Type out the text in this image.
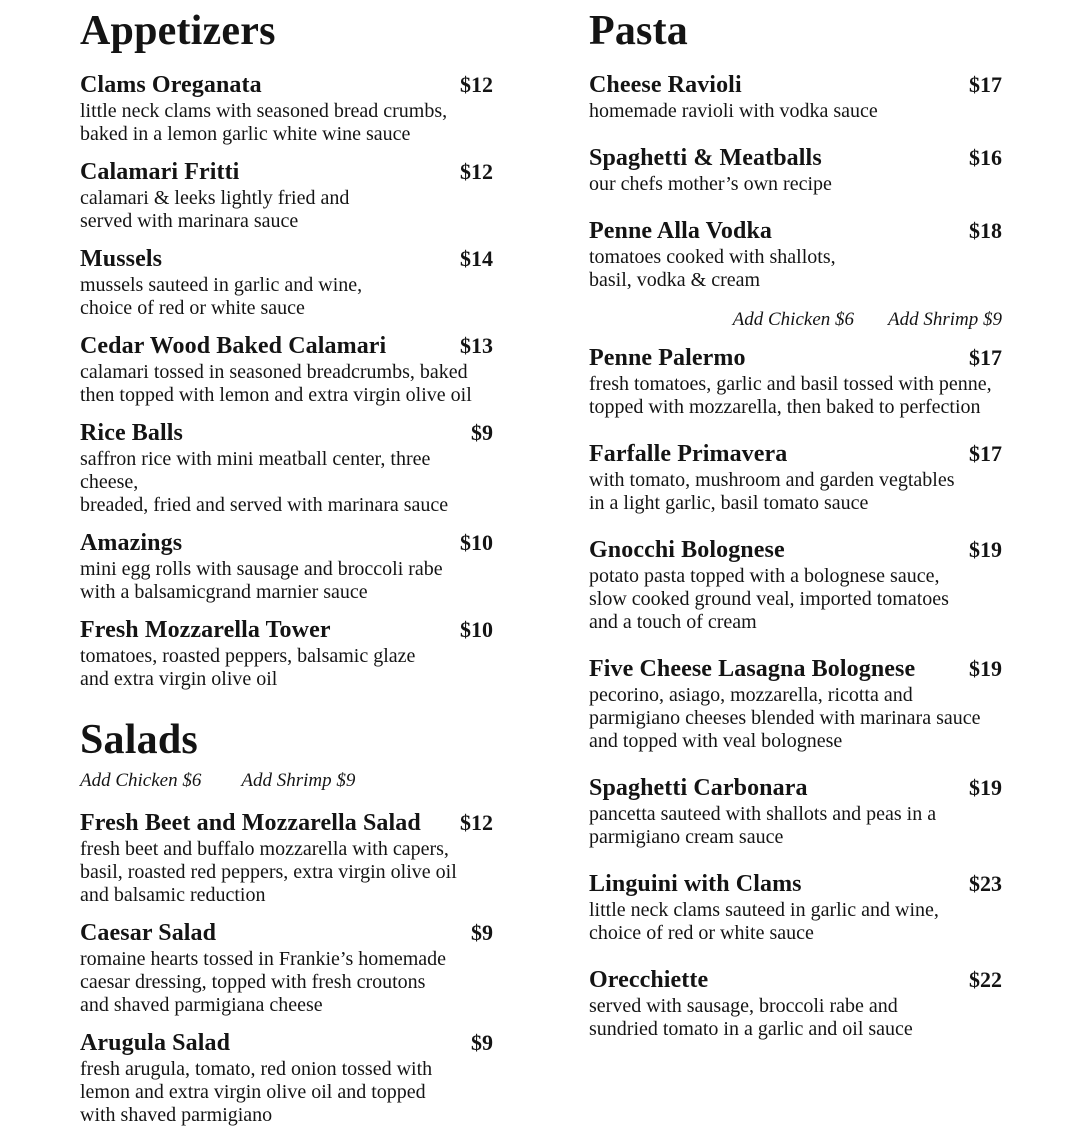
Appetizers
Clams Oreganata	$12
little neck clams with seasoned bread crumbs,
baked in a lemon garlic white wine sauce
Calamari Fritti	$12
calamari & leeks lightly fried and
served with marinara sauce
Mussels	$14
mussels sauteed in garlic and wine,
choice of red or white sauce
Cedar Wood Baked Calamari	$13
calamari tossed in seasoned breadcrumbs, baked
then topped with lemon and extra virgin olive oil
Rice Balls	$9
saffron rice with mini meatball center, three cheese,
breaded, fried and served with marinara sauce
Amazings	$10
mini egg rolls with sausage and broccoli rabe
with a balsamicgrand marnier sauce
Fresh Mozzarella Tower	$10
tomatoes, roasted peppers, balsamic glaze
and extra virgin olive oil
Salads
Add Chicken $6 Add Shrimp $9
Fresh Beet and Mozzarella Salad	$12
fresh beet and buffalo mozzarella with capers,
basil, roasted red peppers, extra virgin olive oil
and balsamic reduction
Caesar Salad	$9
romaine hearts tossed in Frankie’s homemade
caesar dressing, topped with fresh croutons
and shaved parmigiana cheese
Arugula Salad	$9
fresh arugula, tomato, red onion tossed with
lemon and extra virgin olive oil and topped
with shaved parmigiano
Pasta
Cheese Ravioli	$17
homemade ravioli with vodka sauce
Spaghetti & Meatballs	$16
our chefs mother’s own recipe
Penne Alla Vodka	$18
tomatoes cooked with shallots,
basil, vodka & cream
Add Chicken $6 Add Shrimp $9
Penne Palermo	$17
fresh tomatoes, garlic and basil tossed with penne,
topped with mozzarella, then baked to perfection
Farfalle Primavera	$17
with tomato, mushroom and garden vegtables
in a light garlic, basil tomato sauce
Gnocchi Bolognese	$19
potato pasta topped with a bolognese sauce,
slow cooked ground veal, imported tomatoes
and a touch of cream
Five Cheese Lasagna Bolognese	$19
pecorino, asiago, mozzarella, ricotta and
parmigiano cheeses blended with marinara sauce
and topped with veal bolognese
Spaghetti Carbonara	$19
pancetta sauteed with shallots and peas in a
parmigiano cream sauce
Linguini with Clams	$23
little neck clams sauteed in garlic and wine,
choice of red or white sauce
Orecchiette	$22
served with sausage, broccoli rabe and
sundried tomato in a garlic and oil sauce
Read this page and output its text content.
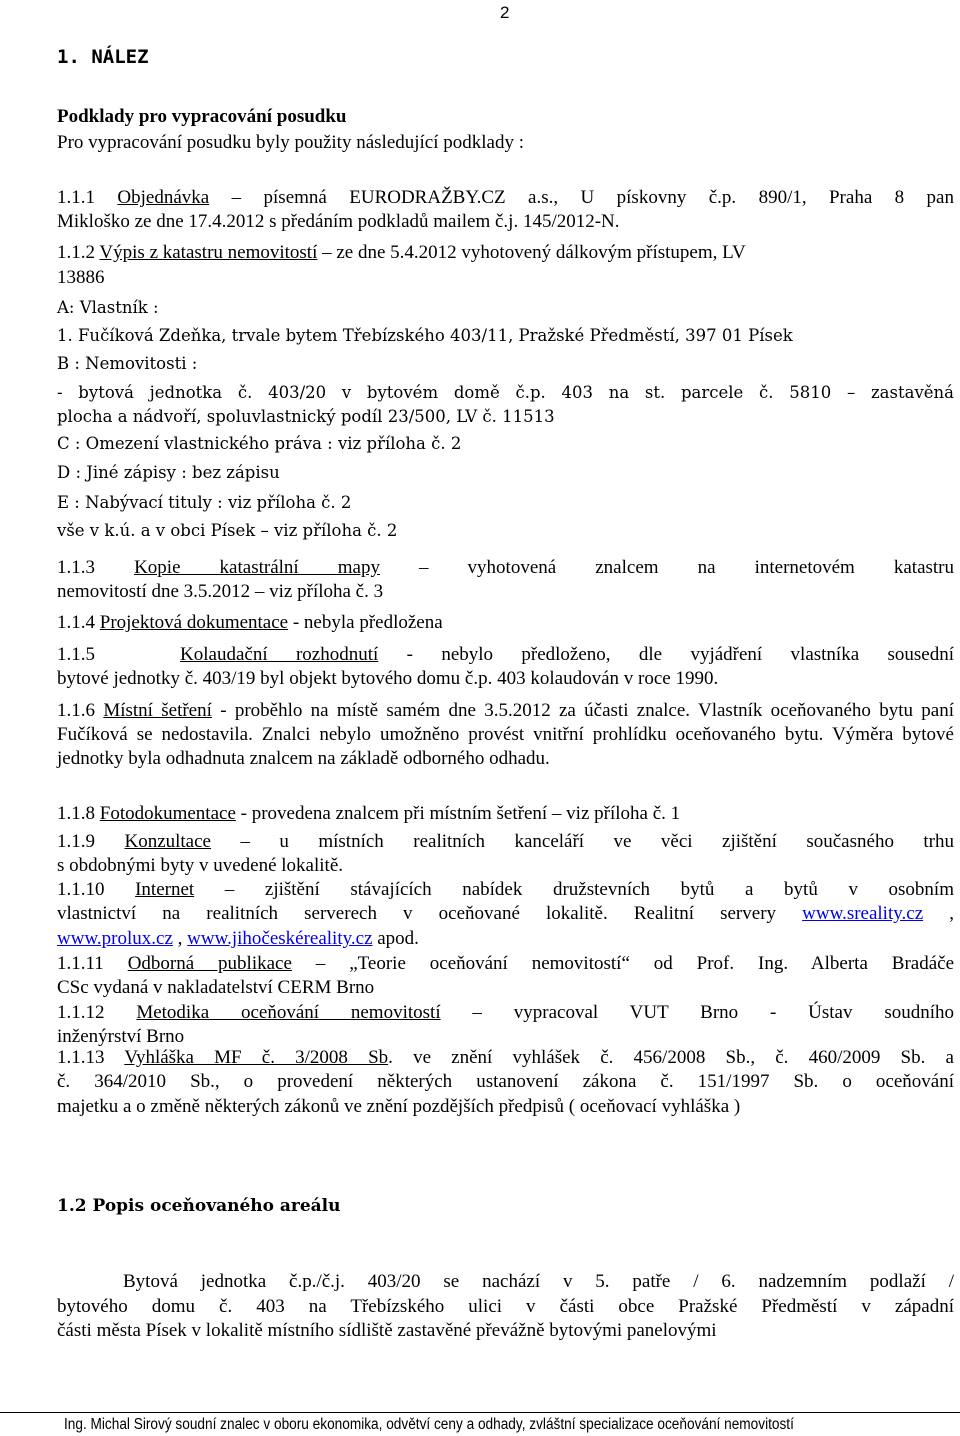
2
1. NÁLEZ
Podklady pro vypracování posudku
Pro vypracování posudku byly použity následující podklady :
1.1.1 Objednávka – písemná EURODRAŽBY.CZ a.s., U pískovny č.p. 890/1, Praha 8 pan
Mikloško ze dne 17.4.2012 s předáním podkladů mailem č.j. 145/2012-N.
1.1.2 Výpis z katastru nemovitostí – ze dne 5.4.2012 vyhotovený dálkovým přístupem, LV
13886
A: Vlastník :
1. Fučíková Zdeňka, trvale bytem Třebízského 403/11, Pražské Předměstí, 397 01 Písek
B : Nemovitosti :
- bytová jednotka č. 403/20 v bytovém domě č.p. 403 na st. parcele č. 5810 – zastavěná
plocha a nádvoří, spoluvlastnický podíl 23/500, LV č. 11513
C : Omezení vlastnického práva : viz příloha č. 2
D : Jiné zápisy : bez zápisu
E : Nabývací tituly : viz příloha č. 2
vše v k.ú. a v obci Písek – viz příloha č. 2
1.1.3 Kopie katastrální mapy – vyhotovená znalcem na internetovém katastru
nemovitostí dne 3.5.2012 – viz příloha č. 3
1.1.4 Projektová dokumentace - nebyla předložena
1.1.5	Kolaudační rozhodnutí - nebylo předloženo, dle vyjádření vlastníka sousední
bytové jednotky č. 403/19 byl objekt bytového domu č.p. 403 kolaudován v roce 1990.

1.1.6 Místní šetření - proběhlo na místě samém dne 3.5.2012 za účasti znalce. Vlastník oceňovaného bytu paní Fučíková se nedostavila. Znalci nebylo umožněno provést vnitřní prohlídku oceňovaného bytu. Výměra bytové jednotky byla odhadnuta znalcem na základě odborného odhadu.

1.1.8 Fotodokumentace - provedena znalcem při místním šetření – viz příloha č. 1
1.1.9 Konzultace – u místních realitních kanceláří ve věci zjištění současného trhu
s obdobnými byty v uvedené lokalitě.
1.1.10 Internet – zjištění stávajících nabídek družstevních bytů a bytů v osobním
vlastnictví na realitních serverech v oceňované lokalitě. Realitní servery www.sreality.cz ,
www.prolux.cz , www.jihočeskéreality.cz apod.
1.1.11 Odborná publikace – „Teorie oceňování nemovitostí“ od Prof. Ing. Alberta Bradáče
CSc vydaná v nakladatelství CERM Brno
1.1.12 Metodika oceňování nemovitostí – vypracoval VUT Brno - Ústav soudního
inženýrství Brno
1.1.13 Vyhláška MF č. 3/2008 Sb. ve znění vyhlášek č. 456/2008 Sb., č. 460/2009 Sb. a
č. 364/2010 Sb., o provedení některých ustanovení zákona č. 151/1997 Sb. o oceňování
majetku a o změně některých zákonů ve znění pozdějších předpisů ( oceňovací vyhláška )
1.2 Popis oceňovaného areálu
Bytová jednotka č.p./č.j. 403/20 se nachází v 5. patře / 6. nadzemním podlaží /
bytového domu č. 403 na Třebízského ulici v části obce Pražské Předměstí v západní
části města Písek v lokalitě místního sídliště zastavěné převážně bytovými panelovými
Ing. Michal Sirový soudní znalec v oboru ekonomika, odvětví ceny a odhady, zvláštní specializace oceňování nemovitostí
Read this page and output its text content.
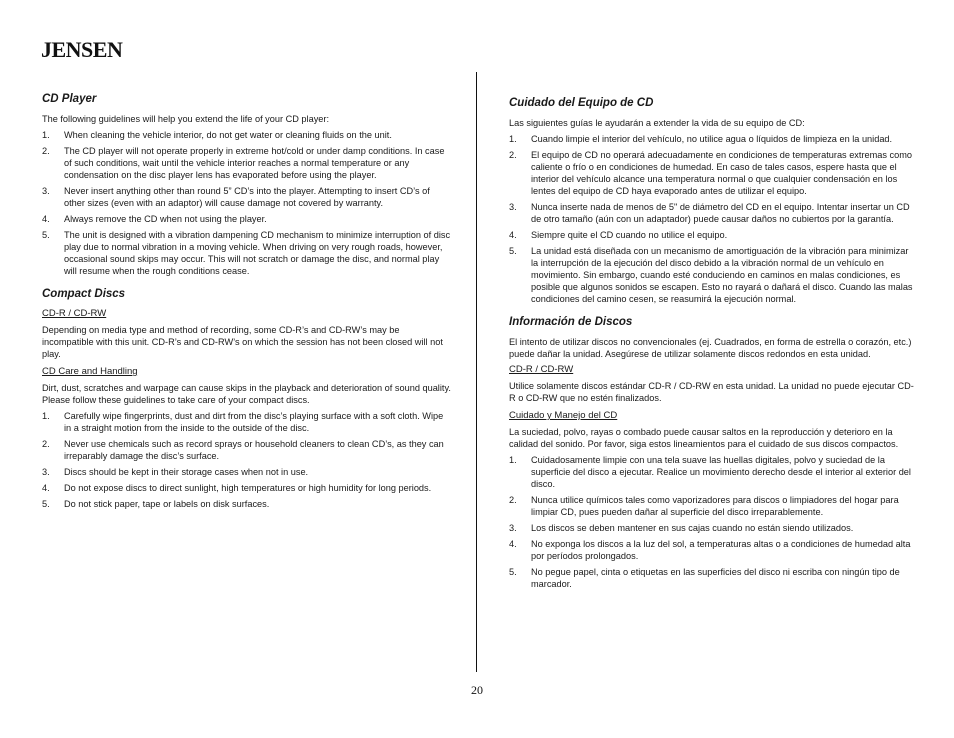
JENSEN
CD Player

The following guidelines will help you extend the life of your CD player:

1.	When cleaning the vehicle interior, do not get water or cleaning fluids on the unit.
2.	The CD player will not operate properly in extreme hot/cold or under damp conditions. In case of such conditions, wait until the vehicle interior reaches a normal temperature or any condensation on the disc player lens has evaporated before using the player.
3.	Never insert anything other than round 5” CD’s into the player. Attempting to insert CD’s of other sizes (even with an adaptor) will cause damage not covered by warranty.
4.	Always remove the CD when not using the player.
5.	The unit is designed with a vibration dampening CD mechanism to minimize interruption of disc play due to normal vibration in a moving vehicle. When driving on very rough roads, however, occasional sound skips may occur. This will not scratch or damage the disc, and normal play will resume when the rough conditions cease.
Compact Discs
CD-R / CD-RW

Depending on media type and method of recording, some CD-R’s and CD-RW’s may be incompatible with this unit. CD-R’s and CD-RW’s on which the session has not been closed will not play.

CD Care and Handling

Dirt, dust, scratches and warpage can cause skips in the playback and deterioration of sound quality. Please follow these guidelines to take care of your compact discs.

1.	Carefully wipe fingerprints, dust and dirt from the disc’s playing surface with a soft cloth. Wipe in a straight motion from the inside to the outside of the disc.
2.	Never use chemicals such as record sprays or household cleaners to clean CD’s, as they can irreparably damage the disc’s surface.
3.	Discs should be kept in their storage cases when not in use.
4.	Do not expose discs to direct sunlight, high temperatures or high humidity for long periods.
5.	Do not stick paper, tape or labels on disk surfaces.
Cuidado del Equipo de CD

Las siguientes guías le ayudarán a extender la vida de su equipo de CD:

1.	Cuando limpie el interior del vehículo, no utilice agua o líquidos de limpieza en la unidad.
2.	El equipo de CD no operará adecuadamente en condiciones de temperaturas extremas como caliente o frío o en condiciones de humedad. En caso de tales casos, espere hasta que el interior del vehículo alcance una temperatura normal o que cualquier condensación en los lentes del equipo de CD haya evaporado antes de utilizar el equipo.
3.	Nunca inserte nada de menos de 5" de diámetro del CD en el equipo. Intentar insertar un CD de otro tamaño (aún con un adaptador) puede causar daños no cubiertos por la garantía.
4.	Siempre quite el CD cuando no utilice el equipo.
5.	La unidad está diseñada con un mecanismo de amortiguación de la vibración para minimizar la interrupción de la ejecución del disco debido a la vibración normal de un vehículo en movimiento. Sin embargo, cuando esté conduciendo en caminos en malas condiciones, es posible que algunos sonidos se escapen. Esto no rayará o dañará el disco. Cuando las malas condiciones del camino cesen, se reasumirá la ejecución normal.
Información de Discos

El intento de utilizar discos no convencionales (ej. Cuadrados, en forma de estrella o corazón, etc.) puede dañar la unidad. Asegúrese de utilizar solamente discos redondos en esta unidad.

CD-R / CD-RW

Utilice solamente discos estándar CD-R / CD-RW en esta unidad. La unidad no puede ejecutar CD-R o CD-RW que no estén finalizados.

Cuidado y Manejo del CD

La suciedad, polvo, rayas o combado puede causar saltos en la reproducción y deterioro en la calidad del sonido. Por favor, siga estos lineamientos para el cuidado de sus discos compactos.

1.	Cuidadosamente limpie con una tela suave las huellas digitales, polvo y suciedad de la superficie del disco a ejecutar. Realice un movimiento derecho desde el interior al exterior del disco.
2.	Nunca utilice químicos tales como vaporizadores para discos o limpiadores del hogar para limpiar CD, pues pueden dañar al superficie del disco irreparablemente.
3.	Los discos se deben mantener en sus cajas cuando no están siendo utilizados.
4.	No exponga los discos a la luz del sol, a temperaturas altas o a condiciones de humedad alta por períodos prolongados.
5.	No pegue papel, cinta o etiquetas en las superficies del disco ni escriba con ningún tipo de marcador.
20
—————
Exercise brief:
Pick out each line above that includes "lokalitě" and show it.

Solved exercise:
s obdobnými byty v uvedené lokalitě.
vlastnictví na realitních serverech v oceňované lokalitě. Realitní servery www.sreality.cz ,
části města Písek v lokalitě místního sídliště zastavěné převážně bytovými panelovými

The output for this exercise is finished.